* [Text block]
1. What is the Fourier series representation of a signal x(n) whose period is N?
a) $$\sum_{k=0}^{N+1}c_k e^{j2πkn/N}$$
b) $$\sum_{k=0}^{N-1}c_k e^{j2πkn/N}$$
c) $$\sum_{k=0}^Nc_k e^{j2πkn/N}$$
d) $$\sum_{k=0}^{N-1}c_k e^{-j2πkn/N}$$

Explanation: Here, the frequency F0 of a continuous time signal is divided into 2π/N intervals.
So, the Fourier series representation of a discrete time signal with period N is given as
x(n)=$$\sum_{k=0}^{N-1}c_k e^{j2πkn/N}$$
where ck is the Fourier series coefficient

2. What is the expression for Fourier series coefficient ck in terms of the discrete signal x(n)?
a) $$\frac{1}{N} \sum_{n=0}^{N-1}x(n)e^{j2πkn/N}$$
b) $$N\sum_{n=0}^{N-1}x(n)e^{-j2πkn/N}$$
c) $$\frac{1}{N} \sum_{n=0}^{N+1}x(n)e^{-j2πkn/N}$$
d) $$\frac{1}{N} \sum_{n=0}^{N-1}x(n)e^{-j2πkn/N}$$

Explanation: We know that, the Fourier series representation of a discrete signal x(n) is given as
x(n)=$$\sum_{n=0}^{N-1}c_k e^{j2πkn/N}$$
Now multiply both sides by the exponential e-j2πln/N and summing the product from n=0 to n=N-1. Thus,
$$\sum_{n=0}^{N-1} x(n)e^{-j2πln/N}=\sum_{n=0}^{N-1}\sum_{k=0}^{N-1}c_k e^{j2π(k-l)n/N}$$
If we perform summation over n first in the right hand side of above equation, we get
$$\sum_{n=0}^{N-1} e^{-j2πkn/N}$$ = N, for k-l=0,±N,±2N…
= 0, otherwise
Therefore, the right hand side reduces to Nck
So, we obtain ck=$$\frac{1}{N} \sum_{n=0}^{N-1}x(n)e^{-j2πkn/N}$$

3. Which of the following represents the phase associated with the frequency component of discrete-time Fourier series(DTFS)?

* [Direction A]
Repeat the Fourier series passage from "Explanation: We know" up to and including "discrete-time Fourier series(DTFS)?".
The Fourier series passage and the entries that follow have nothing to do with each other.

* [Data for this task]
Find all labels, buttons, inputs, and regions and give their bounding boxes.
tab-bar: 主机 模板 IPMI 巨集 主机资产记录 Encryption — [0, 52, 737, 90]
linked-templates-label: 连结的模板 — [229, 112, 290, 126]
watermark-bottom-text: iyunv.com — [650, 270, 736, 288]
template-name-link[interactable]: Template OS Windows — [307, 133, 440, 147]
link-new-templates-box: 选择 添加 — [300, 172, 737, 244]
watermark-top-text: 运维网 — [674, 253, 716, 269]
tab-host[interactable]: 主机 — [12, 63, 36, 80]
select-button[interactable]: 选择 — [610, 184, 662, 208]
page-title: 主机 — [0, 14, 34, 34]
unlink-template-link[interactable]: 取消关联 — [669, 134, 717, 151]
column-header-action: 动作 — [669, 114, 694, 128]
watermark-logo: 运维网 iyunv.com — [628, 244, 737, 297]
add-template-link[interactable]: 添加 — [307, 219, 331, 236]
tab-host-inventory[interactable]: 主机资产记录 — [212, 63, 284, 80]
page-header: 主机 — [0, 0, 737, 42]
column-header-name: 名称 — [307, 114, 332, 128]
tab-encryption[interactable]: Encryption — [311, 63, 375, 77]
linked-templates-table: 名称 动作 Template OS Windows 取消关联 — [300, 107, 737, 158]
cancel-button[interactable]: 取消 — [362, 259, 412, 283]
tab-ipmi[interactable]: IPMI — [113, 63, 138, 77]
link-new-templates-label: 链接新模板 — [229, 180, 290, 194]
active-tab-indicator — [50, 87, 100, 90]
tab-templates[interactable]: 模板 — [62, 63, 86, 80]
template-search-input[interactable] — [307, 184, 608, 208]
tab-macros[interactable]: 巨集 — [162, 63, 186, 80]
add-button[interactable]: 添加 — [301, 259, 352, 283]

==

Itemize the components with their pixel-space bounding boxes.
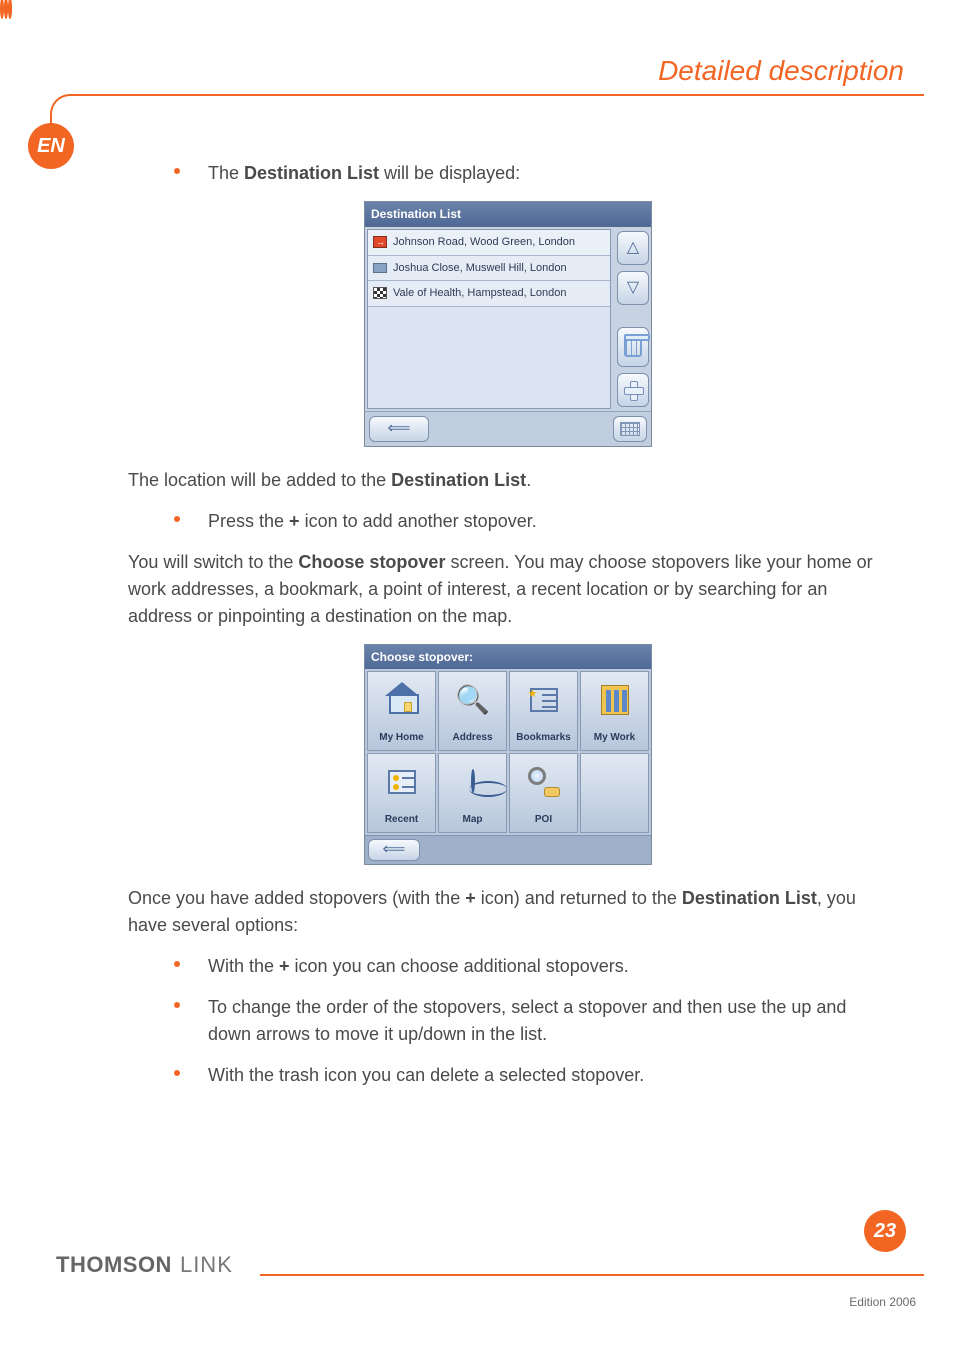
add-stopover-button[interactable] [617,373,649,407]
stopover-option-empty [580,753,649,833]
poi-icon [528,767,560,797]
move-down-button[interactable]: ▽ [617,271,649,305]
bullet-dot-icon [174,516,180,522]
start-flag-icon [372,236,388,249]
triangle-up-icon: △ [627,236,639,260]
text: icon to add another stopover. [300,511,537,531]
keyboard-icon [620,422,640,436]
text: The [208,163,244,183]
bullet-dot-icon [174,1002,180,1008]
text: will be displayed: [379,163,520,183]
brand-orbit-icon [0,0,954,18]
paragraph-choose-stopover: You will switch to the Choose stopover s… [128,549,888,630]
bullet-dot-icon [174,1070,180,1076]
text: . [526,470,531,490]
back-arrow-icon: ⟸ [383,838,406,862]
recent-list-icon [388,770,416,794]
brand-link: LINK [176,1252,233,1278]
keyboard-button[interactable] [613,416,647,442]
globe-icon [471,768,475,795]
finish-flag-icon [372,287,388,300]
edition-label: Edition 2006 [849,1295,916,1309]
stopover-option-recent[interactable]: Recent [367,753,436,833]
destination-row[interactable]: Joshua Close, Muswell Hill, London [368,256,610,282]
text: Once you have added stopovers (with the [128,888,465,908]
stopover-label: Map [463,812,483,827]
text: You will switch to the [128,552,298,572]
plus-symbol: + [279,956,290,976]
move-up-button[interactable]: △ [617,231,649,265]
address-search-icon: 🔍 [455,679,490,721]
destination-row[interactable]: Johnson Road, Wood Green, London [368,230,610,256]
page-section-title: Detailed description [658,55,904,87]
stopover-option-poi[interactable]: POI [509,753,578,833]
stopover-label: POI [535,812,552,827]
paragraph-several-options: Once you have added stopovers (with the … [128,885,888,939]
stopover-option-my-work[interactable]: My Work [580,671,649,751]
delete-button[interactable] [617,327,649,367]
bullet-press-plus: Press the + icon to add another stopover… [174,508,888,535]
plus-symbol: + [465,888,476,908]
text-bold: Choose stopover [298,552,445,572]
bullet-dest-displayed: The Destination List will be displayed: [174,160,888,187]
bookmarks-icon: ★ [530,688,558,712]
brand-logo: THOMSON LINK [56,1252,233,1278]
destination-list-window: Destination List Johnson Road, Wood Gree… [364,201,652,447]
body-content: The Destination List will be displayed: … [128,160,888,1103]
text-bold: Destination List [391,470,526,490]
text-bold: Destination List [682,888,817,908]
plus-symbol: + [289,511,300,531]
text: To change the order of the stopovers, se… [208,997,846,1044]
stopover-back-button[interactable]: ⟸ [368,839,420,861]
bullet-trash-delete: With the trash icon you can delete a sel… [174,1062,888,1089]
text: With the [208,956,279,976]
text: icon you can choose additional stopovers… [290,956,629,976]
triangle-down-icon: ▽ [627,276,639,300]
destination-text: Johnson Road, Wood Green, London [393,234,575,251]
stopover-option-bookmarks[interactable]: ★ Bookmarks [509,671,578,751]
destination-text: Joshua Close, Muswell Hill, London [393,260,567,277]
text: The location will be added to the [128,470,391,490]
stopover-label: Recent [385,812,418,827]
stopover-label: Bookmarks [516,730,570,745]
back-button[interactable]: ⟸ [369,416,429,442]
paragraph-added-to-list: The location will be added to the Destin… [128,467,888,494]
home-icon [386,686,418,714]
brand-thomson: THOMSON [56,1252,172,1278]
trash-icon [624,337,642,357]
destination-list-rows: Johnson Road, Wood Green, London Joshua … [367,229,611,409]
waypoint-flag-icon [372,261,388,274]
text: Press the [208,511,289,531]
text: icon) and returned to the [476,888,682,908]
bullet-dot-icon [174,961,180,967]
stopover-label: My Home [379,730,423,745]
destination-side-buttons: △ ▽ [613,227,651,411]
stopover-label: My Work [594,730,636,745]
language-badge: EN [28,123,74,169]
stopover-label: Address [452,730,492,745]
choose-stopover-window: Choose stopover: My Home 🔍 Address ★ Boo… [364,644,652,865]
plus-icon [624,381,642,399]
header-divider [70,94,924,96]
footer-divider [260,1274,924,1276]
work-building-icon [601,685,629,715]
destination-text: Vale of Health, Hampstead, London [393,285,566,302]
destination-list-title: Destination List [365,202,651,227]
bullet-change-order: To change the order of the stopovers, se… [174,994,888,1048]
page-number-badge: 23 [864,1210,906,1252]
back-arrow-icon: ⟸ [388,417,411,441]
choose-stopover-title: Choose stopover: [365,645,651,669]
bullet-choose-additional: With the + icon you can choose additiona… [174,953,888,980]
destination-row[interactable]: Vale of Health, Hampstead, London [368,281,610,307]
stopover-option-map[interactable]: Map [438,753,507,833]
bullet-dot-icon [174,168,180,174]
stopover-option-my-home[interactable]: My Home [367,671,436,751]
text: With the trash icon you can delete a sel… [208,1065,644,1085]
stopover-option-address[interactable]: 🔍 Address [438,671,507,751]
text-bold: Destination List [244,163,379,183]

* [Direction B]
Return every line of the entries that contains the string "Hill".

* [Written answer A]
Explanation: We know that, the Fourier series representation of a discrete signal x(n) is given as
x(n)=$$\sum_{n=0}^{N-1}c_k e^{j2πkn/N}$$
Now multiply both sides by the exponential e-j2πln/N and summing the product from n=0 to n=N-1. Thus,
$$\sum_{n=0}^{N-1} x(n)e^{-j2πln/N}=\sum_{n=0}^{N-1}\sum_{k=0}^{N-1}c_k e^{j2π(k-l)n/N}$$
If we perform summation over n first in the right hand side of above equation, we get
$$\sum_{n=0}^{N-1} e^{-j2πkn/N}$$ = N, for k-l=0,±N,±2N…
= 0, otherwise
Therefore, the right hand side reduces to Nck
So, we obtain ck=$$\frac{1}{N} \sum_{n=0}^{N-1}x(n)e^{-j2πkn/N}$$

3. Which of the following represents the phase associated with the frequency component of discrete-time Fourier series(DTFS)?

* [Written answer B]
destination-row[interactable]: Joshua Close, Muswell Hill, London [368,256,610,282]
destination-text: Joshua Close, Muswell Hill, London [393,260,567,277]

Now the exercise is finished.